↓↓↓

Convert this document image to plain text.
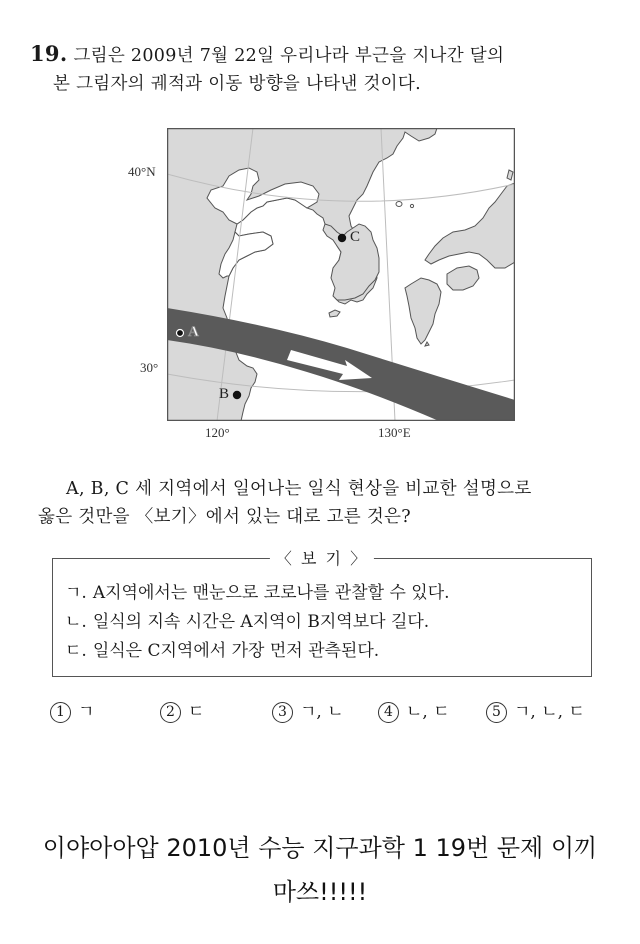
19. 그림은 2009년 7월 22일 우리나라 부근을 지나간 달의
본 그림자의 궤적과 이동 방향을 나타낸 것이다.
40°N
30°
120°	130°E
A
B
C
A, B, C 세 지역에서 일어나는 일식 현상을 비교한 설명으로
옳은 것만을 〈보기〉에서 있는 대로 고른 것은?
〈 보 기 〉
ㄱ. A지역에서는 맨눈으로 코로나를 관찰할 수 있다.
ㄴ. 일식의 지속 시간은 A지역이 B지역보다 길다.
ㄷ. 일식은 C지역에서 가장 먼저 관측된다.
1 ㄱ	2 ㄷ	3 ㄱ, ㄴ	4 ㄴ, ㄷ	5 ㄱ, ㄴ, ㄷ
이야아아압 2010년 수능 지구과학 1 19번 문제 이끼
마쓰!!!!!
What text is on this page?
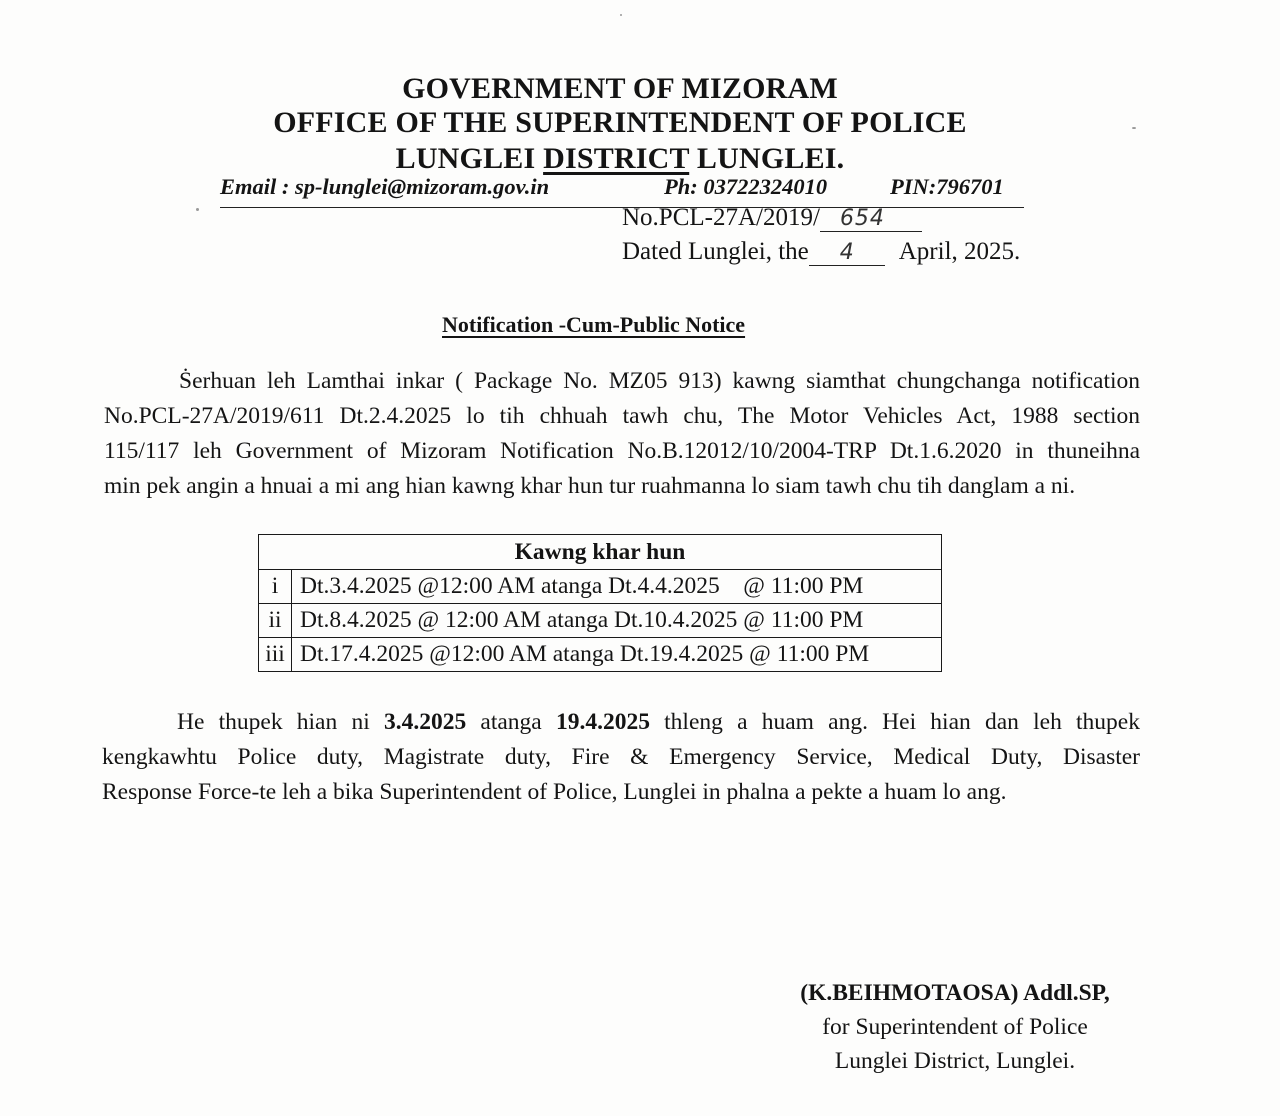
GOVERNMENT OF MIZORAM
OFFICE OF THE SUPERINTENDENT OF POLICE
LUNGLEI DISTRICT LUNGLEI.
Email : sp-lunglei@mizoram.gov.in	Ph: 03722324010	PIN:796701
No.PCL-27A/2019/ 654
Dated Lunglei, the 4 April, 2025.
Notification -Cum-Public Notice
Ṡerhuan leh Lamthai inkar ( Package No. MZ05 913) kawng siamthat chungchanga notification
No.PCL-27A/2019/611 Dt.2.4.2025 lo tih chhuah tawh chu, The Motor Vehicles Act, 1988 section
115/117 leh Government of Mizoram Notification No.B.12012/10/2004-TRP Dt.1.6.2020 in thuneihna
min pek angin a hnuai a mi ang hian kawng khar hun tur ruahmanna lo siam tawh chu tih danglam a ni.
Kawng khar hun	
i	Dt.3.4.2025 @12:00 AM atanga Dt.4.4.2025    @ 11:00 PM
ii	Dt.8.4.2025 @ 12:00 AM atanga Dt.10.4.2025 @ 11:00 PM
iii	Dt.17.4.2025 @12:00 AM atanga Dt.19.4.2025 @ 11:00 PM
He thupek hian ni 3.4.2025 atanga 19.4.2025 thleng a huam ang. Hei hian dan leh thupek
kengkawhtu Police duty, Magistrate duty, Fire & Emergency Service, Medical Duty, Disaster
Response Force-te leh a bika Superintendent of Police, Lunglei in phalna a pekte a huam lo ang.
(K.BEIHMOTAOSA) Addl.SP,
for Superintendent of Police
Lunglei District, Lunglei.
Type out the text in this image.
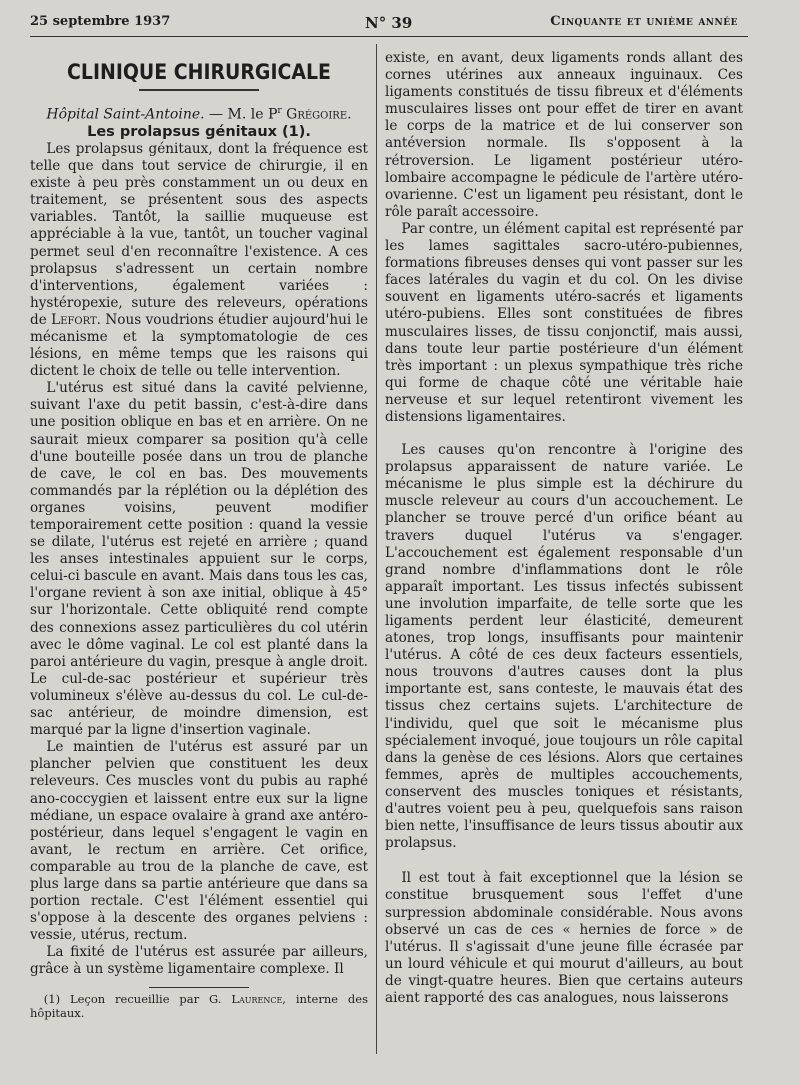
25 septembre 1937	N° 39	Cinquante et unième année
CLINIQUE CHIRURGICALE

Hôpital Saint-Antoine. — M. le $P^r$ Grégoire.

Les prolapsus génitaux (1).

Les prolapsus génitaux, dont la fréquence est telle que dans tout service de chirurgie, il en existe à peu près constamment un ou deux en traitement, se présentent sous des aspects variables. Tantôt, la saillie muqueuse est appréciable à la vue, tantôt, un toucher vaginal permet seul d'en reconnaître l'existence. A ces prolapsus s'adressent un certain nombre d'interventions, également variées : hystéropexie, suture des releveurs, opérations de Lefort. Nous voudrions étudier aujourd'hui le mécanisme et la symptomatologie de ces lésions, en même temps que les raisons qui dictent le choix de telle ou telle intervention.

L'utérus est situé dans la cavité pelvienne, suivant l'axe du petit bassin, c'est-à-dire dans une position oblique en bas et en arrière. On ne saurait mieux comparer sa position qu'à celle d'une bouteille posée dans un trou de planche de cave, le col en bas. Des mouvements commandés par la réplétion ou la déplétion des organes voisins, peuvent modifier temporairement cette position : quand la vessie se dilate, l'utérus est rejeté en arrière ; quand les anses intestinales appuient sur le corps, celui-ci bascule en avant. Mais dans tous les cas, l'organe revient à son axe initial, oblique à 45° sur l'horizontale. Cette obliquité rend compte des connexions assez particulières du col utérin avec le dôme vaginal. Le col est planté dans la paroi antérieure du vagin, presque à angle droit. Le cul-de-sac postérieur et supérieur très volumineux s'élève au-dessus du col. Le cul-de-sac antérieur, de moindre dimension, est marqué par la ligne d'insertion vaginale.

Le maintien de l'utérus est assuré par un plancher pelvien que constituent les deux releveurs. Ces muscles vont du pubis au raphé ano-coccygien et laissent entre eux sur la ligne médiane, un espace ovalaire à grand axe antéro-postérieur, dans lequel s'engagent le vagin en avant, le rectum en arrière. Cet orifice, comparable au trou de la planche de cave, est plus large dans sa partie antérieure que dans sa portion rectale. C'est l'élément essentiel qui s'oppose à la descente des organes pelviens : vessie, utérus, rectum.

La fixité de l'utérus est assurée par ailleurs, grâce à un système ligamentaire complexe. Il

(1) Leçon recueillie par G. Laurence, interne des hôpitaux.

existe, en avant, deux ligaments ronds allant des cornes utérines aux anneaux inguinaux. Ces ligaments constitués de tissu fibreux et d'éléments musculaires lisses ont pour effet de tirer en avant le corps de la matrice et de lui conserver son antéversion normale. Ils s'opposent à la rétroversion. Le ligament postérieur utéro-lombaire accompagne le pédicule de l'artère utéro-ovarienne. C'est un ligament peu résistant, dont le rôle paraît accessoire.

Par contre, un élément capital est représenté par les lames sagittales sacro-utéro-pubiennes, formations fibreuses denses qui vont passer sur les faces latérales du vagin et du col. On les divise souvent en ligaments utéro-sacrés et ligaments utéro-pubiens. Elles sont constituées de fibres musculaires lisses, de tissu conjonctif, mais aussi, dans toute leur partie postérieure d'un élément très important : un plexus sympathique très riche qui forme de chaque côté une véritable haie nerveuse et sur lequel retentiront vivement les distensions ligamentaires.

Les causes qu'on rencontre à l'origine des prolapsus apparaissent de nature variée. Le mécanisme le plus simple est la déchirure du muscle releveur au cours d'un accouchement. Le plancher se trouve percé d'un orifice béant au travers duquel l'utérus va s'engager. L'accouchement est également responsable d'un grand nombre d'inflammations dont le rôle apparaît important. Les tissus infectés subissent une involution imparfaite, de telle sorte que les ligaments perdent leur élasticité, demeurent atones, trop longs, insuffisants pour maintenir l'utérus. A côté de ces deux facteurs essentiels, nous trouvons d'autres causes dont la plus importante est, sans conteste, le mauvais état des tissus chez certains sujets. L'architecture de l'individu, quel que soit le mécanisme plus spécialement invoqué, joue toujours un rôle capital dans la genèse de ces lésions. Alors que certaines femmes, après de multiples accouchements, conservent des muscles toniques et résistants, d'autres voient peu à peu, quelquefois sans raison bien nette, l'insuffisance de leurs tissus aboutir aux prolapsus.

Il est tout à fait exceptionnel que la lésion se constitue brusquement sous l'effet d'une surpression abdominale considérable. Nous avons observé un cas de ces « hernies de force » de l'utérus. Il s'agissait d'une jeune fille écrasée par un lourd véhicule et qui mourut d'ailleurs, au bout de vingt-quatre heures. Bien que certains auteurs aient rapporté des cas analogues, nous laisserons
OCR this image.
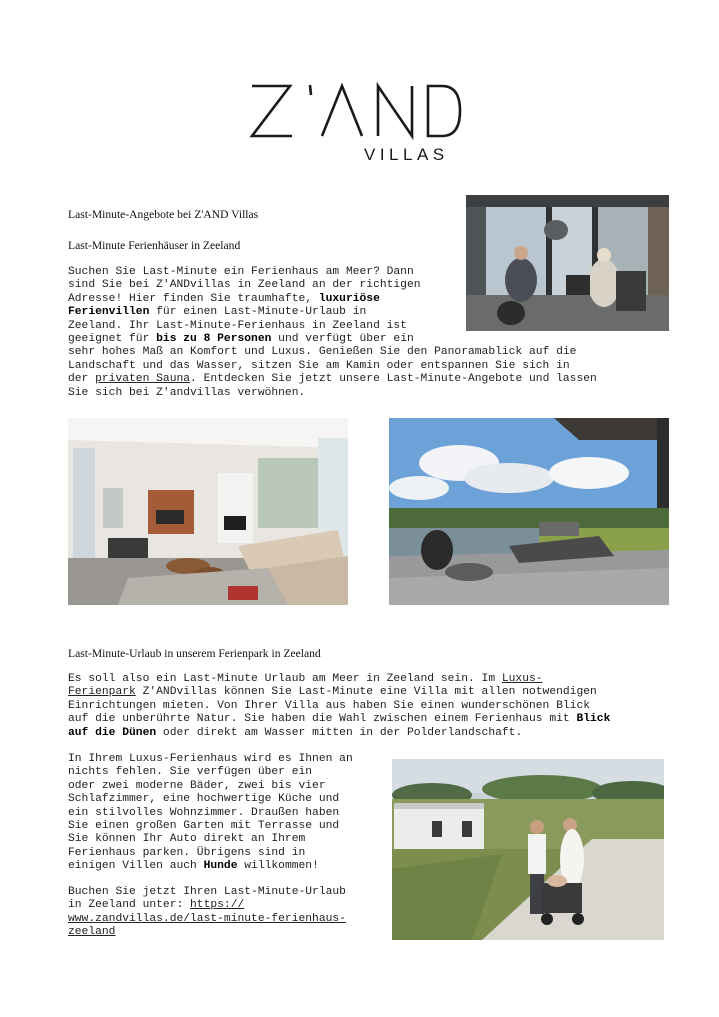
VILLAS
Last-Minute-Angebote bei Z'AND Villas
Last-Minute Ferienhäuser in Zeeland
Suchen Sie Last-Minute ein Ferienhaus am Meer? Dann
sind Sie bei Z'ANDvillas in Zeeland an der richtigen
Adresse! Hier finden Sie traumhafte, luxuriöse
Ferienvillen für einen Last-Minute-Urlaub in
Zeeland. Ihr Last-Minute-Ferienhaus in Zeeland ist
geeignet für bis zu 8 Personen und verfügt über ein
sehr hohes Maß an Komfort und Luxus. Genießen Sie den Panoramablick auf die
Landschaft und das Wasser, sitzen Sie am Kamin oder entspannen Sie sich in
der privaten Sauna. Entdecken Sie jetzt unsere Last-Minute-Angebote und lassen
Sie sich bei Z'andvillas verwöhnen.
Last-Minute-Urlaub in unserem Ferienpark in Zeeland
Es soll also ein Last-Minute Urlaub am Meer in Zeeland sein. Im Luxus-
Ferienpark Z'ANDvillas können Sie Last-Minute eine Villa mit allen notwendigen
Einrichtungen mieten. Von Ihrer Villa aus haben Sie einen wunderschönen Blick
auf die unberührte Natur. Sie haben die Wahl zwischen einem Ferienhaus mit Blick
auf die Dünen oder direkt am Wasser mitten in der Polderlandschaft.
In Ihrem Luxus-Ferienhaus wird es Ihnen an
nichts fehlen. Sie verfügen über ein
oder zwei moderne Bäder, zwei bis vier
Schlafzimmer, eine hochwertige Küche und
ein stilvolles Wohnzimmer. Draußen haben
Sie einen großen Garten mit Terrasse und
Sie können Ihr Auto direkt an Ihrem
Ferienhaus parken. Übrigens sind in
einigen Villen auch Hunde willkommen!
Buchen Sie jetzt Ihren Last-Minute-Urlaub
in Zeeland unter: https://
www.zandvillas.de/last-minute-ferienhaus-
zeeland
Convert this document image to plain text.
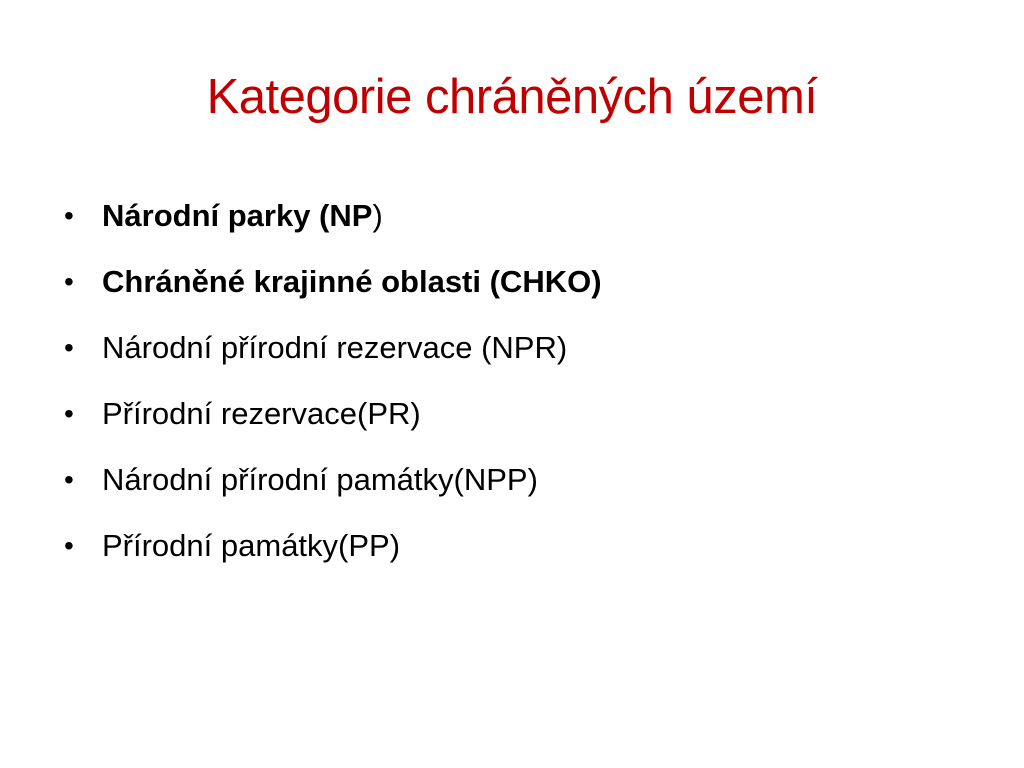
Kategorie chráněných území
• Národní parky (NP)
• Chráněné krajinné oblasti (CHKO)
• Národní přírodní rezervace (NPR)
• Přírodní rezervace(PR)
• Národní přírodní památky(NPP)
• Přírodní památky(PP)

↑↑↑

What needs to be done: Show each line of the data that contains the string "atanga".

Result for this task:
i	Dt.3.4.2025 @12:00 AM atanga Dt.4.4.2025    @ 11:00 PM
ii	Dt.8.4.2025 @ 12:00 AM atanga Dt.10.4.2025 @ 11:00 PM
iii	Dt.17.4.2025 @12:00 AM atanga Dt.19.4.2025 @ 11:00 PM
He thupek hian ni 3.4.2025 atanga 19.4.2025 thleng a huam ang. Hei hian dan leh thupek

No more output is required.